What this exercise asks:
1) Decide whether each statement below agrees with the candidate questionnaire on disability issues. Answer yes or no, and quote the words from the questionnaire that settle it.
(a) The RespectAbility Report endorses candidates.
(b) Candidates are asked to keep each answer to no more than 250 words.
(c) According to a recent survey, 74 percent of likely voters have a disability or have a family member or close friend with disabilities.
2) Answer these questions using the candidate questionnaire on disability issues.
(a) How many people with disabilities currently live in New York City?
(b) How many of New York City's working-age people with disabilities have jobs?
(c) What purpose does the questionnaire serve?
3) Continue the candidate questionnaire on disability issues from where it stops.

Document segment:
-----

Questions Focus on Issues Relating to Education, Employment and Stigma
According to a recent survey, 74 percent of likely voters have a disability themselves or have a family member or a close friend with disabilities. Currently, there are 948,000 people with disabilities living in New York City. That includes people who are blind or deaf or have other visible conditions such as spinal cord injuries, as well as people with invisible disabilities including learning disabilities, mental health or Autism.
RespectAbility, a nonprofit nonpartisan organization that fights stigmas and advances opportunities for people with disabilities, is asking candidates to answer five key questions that impact the close to one-million people with disabilities in the greater Los Angeles metropolitan area. All responses in full will be reported in The RespectAbility Report, a nonpartisan political commentary on U.S. elections with a focus on disability issues and used in our New York City Disability Voter Guide. The RespectAbility Report is nonpartisan and does not endorse candidates. The questionnaire is for educational purposes.
Below are the questions for all NYC area candidates. Please limit each answer to no more than 250 words.
- EDUCATION AND SKILLS: There are more than 12,938 students with disabilities enrolled in New York City’s public schools. Of that number, 9,189 are Latinx students with disabilities who face additional barriers such as language differences, inadequate resources, economic disparities and racial discrimination. What will you do to ensure that more and more students with disabilities of all backgrounds receive the skills, resources and opportunities they need to succeed?
- JOBS AND INDEPENDENCE: There are 455,186 working-age people with disabilities in New York City and only 150,074 have jobs. What is your plan to support more job opportunities for people with disabilities across the NYC metropolitan area?

-----

(Records from a collection)
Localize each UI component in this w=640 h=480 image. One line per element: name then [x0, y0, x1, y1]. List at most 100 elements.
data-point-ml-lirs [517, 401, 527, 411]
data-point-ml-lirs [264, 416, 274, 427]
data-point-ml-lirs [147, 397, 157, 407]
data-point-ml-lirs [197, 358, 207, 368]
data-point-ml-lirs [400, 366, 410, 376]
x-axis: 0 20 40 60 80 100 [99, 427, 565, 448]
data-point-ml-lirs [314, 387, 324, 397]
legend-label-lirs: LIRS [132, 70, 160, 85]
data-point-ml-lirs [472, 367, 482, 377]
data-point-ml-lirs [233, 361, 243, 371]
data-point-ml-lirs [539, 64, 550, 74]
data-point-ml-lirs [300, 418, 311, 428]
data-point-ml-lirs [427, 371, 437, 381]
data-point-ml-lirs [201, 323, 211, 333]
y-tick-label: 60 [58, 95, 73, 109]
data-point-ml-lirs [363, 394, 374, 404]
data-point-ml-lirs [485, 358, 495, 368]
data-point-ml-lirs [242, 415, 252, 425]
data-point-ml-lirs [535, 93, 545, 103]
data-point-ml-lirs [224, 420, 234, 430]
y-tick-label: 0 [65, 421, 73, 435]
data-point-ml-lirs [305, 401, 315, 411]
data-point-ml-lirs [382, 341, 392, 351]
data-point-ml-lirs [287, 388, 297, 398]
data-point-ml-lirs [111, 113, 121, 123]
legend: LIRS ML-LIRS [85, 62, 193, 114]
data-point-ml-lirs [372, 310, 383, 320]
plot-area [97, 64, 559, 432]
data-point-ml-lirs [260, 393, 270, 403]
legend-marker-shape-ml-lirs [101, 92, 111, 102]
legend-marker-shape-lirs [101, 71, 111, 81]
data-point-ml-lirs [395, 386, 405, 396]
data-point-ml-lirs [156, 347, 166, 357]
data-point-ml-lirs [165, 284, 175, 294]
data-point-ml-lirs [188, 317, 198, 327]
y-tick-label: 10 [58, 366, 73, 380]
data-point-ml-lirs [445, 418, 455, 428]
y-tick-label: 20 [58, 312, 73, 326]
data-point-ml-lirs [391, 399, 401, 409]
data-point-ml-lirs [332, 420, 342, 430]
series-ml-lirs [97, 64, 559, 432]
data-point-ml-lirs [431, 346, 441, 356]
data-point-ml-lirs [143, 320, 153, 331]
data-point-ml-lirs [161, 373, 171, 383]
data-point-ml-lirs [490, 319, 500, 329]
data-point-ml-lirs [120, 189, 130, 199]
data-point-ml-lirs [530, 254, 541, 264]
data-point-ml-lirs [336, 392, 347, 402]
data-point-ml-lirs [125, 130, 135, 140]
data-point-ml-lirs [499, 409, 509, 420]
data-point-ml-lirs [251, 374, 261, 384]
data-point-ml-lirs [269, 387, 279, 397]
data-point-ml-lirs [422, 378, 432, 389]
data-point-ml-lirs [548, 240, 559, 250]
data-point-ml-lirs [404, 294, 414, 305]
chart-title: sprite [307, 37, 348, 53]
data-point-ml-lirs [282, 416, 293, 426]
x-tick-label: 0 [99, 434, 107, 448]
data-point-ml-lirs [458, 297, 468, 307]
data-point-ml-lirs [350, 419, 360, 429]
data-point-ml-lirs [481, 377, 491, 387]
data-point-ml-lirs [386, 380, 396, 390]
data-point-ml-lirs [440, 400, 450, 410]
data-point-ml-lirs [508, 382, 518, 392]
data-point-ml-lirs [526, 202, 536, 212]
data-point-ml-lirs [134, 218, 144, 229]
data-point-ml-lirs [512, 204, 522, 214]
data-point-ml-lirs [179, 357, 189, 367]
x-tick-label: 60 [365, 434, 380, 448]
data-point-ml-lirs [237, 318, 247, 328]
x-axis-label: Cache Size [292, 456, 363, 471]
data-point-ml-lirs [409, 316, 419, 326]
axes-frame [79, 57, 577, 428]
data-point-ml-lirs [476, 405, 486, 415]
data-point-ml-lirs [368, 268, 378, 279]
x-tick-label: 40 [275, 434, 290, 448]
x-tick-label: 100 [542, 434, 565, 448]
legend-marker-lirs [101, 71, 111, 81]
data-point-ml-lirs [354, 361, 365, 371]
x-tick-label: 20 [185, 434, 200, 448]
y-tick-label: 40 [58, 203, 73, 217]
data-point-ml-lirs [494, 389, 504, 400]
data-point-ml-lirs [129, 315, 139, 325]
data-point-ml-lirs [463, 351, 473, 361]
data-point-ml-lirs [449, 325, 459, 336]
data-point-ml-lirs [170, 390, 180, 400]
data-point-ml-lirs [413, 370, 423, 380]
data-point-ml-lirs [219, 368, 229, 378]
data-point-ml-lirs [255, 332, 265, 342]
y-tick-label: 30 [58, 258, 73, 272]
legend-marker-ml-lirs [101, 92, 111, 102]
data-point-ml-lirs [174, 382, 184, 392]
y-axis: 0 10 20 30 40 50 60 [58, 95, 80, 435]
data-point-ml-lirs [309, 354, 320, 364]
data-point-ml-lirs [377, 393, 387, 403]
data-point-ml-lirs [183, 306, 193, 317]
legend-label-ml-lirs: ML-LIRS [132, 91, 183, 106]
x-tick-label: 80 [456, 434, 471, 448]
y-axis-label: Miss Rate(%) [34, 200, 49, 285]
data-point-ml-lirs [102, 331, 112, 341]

-----

Answers by item:
1)
(a) No: "The RespectAbility Report is nonpartisan and does not endorse candidates."
(b) Yes: "Please limit each answer to no more than 250 words."
(c) Yes: "74 percent of likely voters have a disability themselves or have a family member or a close friend with disabilities."

2)
(a) 948,000
(b) 150,074
(c) Educational purposes

3)
- DISABILITY AND GENDER: Poverty, especially in major metropolises like New York, disproportionately impact women and girls, especially those of color. In total, there are 251,089 working-age women with disabilities living in New York City. Out of that number, 111,236 New York women living with disabilities have an income below the poverty level in one of the most expensive cities in the world. Likewise, in the City, only 29 percent of working-age African American women with disabilities and 24 percent of working-age Latina women with disabilities have jobs. What can you do as an elected official to raise their voice, provide them opportunities and empower them with a better future?
- FIGHTING PREJUDICE: Media representation of minority communities is crucial to reducing discrimination, bias and stigma in our broad culture. What will you do to leverage the power of media/entertainment to fight stigmas and empower New Yorkers with disabilities to work in entertainment, just like anyone else?
- CIVIC ENGAGEMENT & EQUITY: People most directly affected by issues such as education, jobs, prejudice, homelessness, criminal justice, poverty and other issues deserves to have their voice, insights and experiences respected and utilized in finding and implementing solutions. People with disabilities are disproportionally impacted by these issues. As a public official, what will you do to ensure that New Yorkers with disabilities have “a seat at the table” for all major issues and can be part of solutions so that they and all others can have a better future?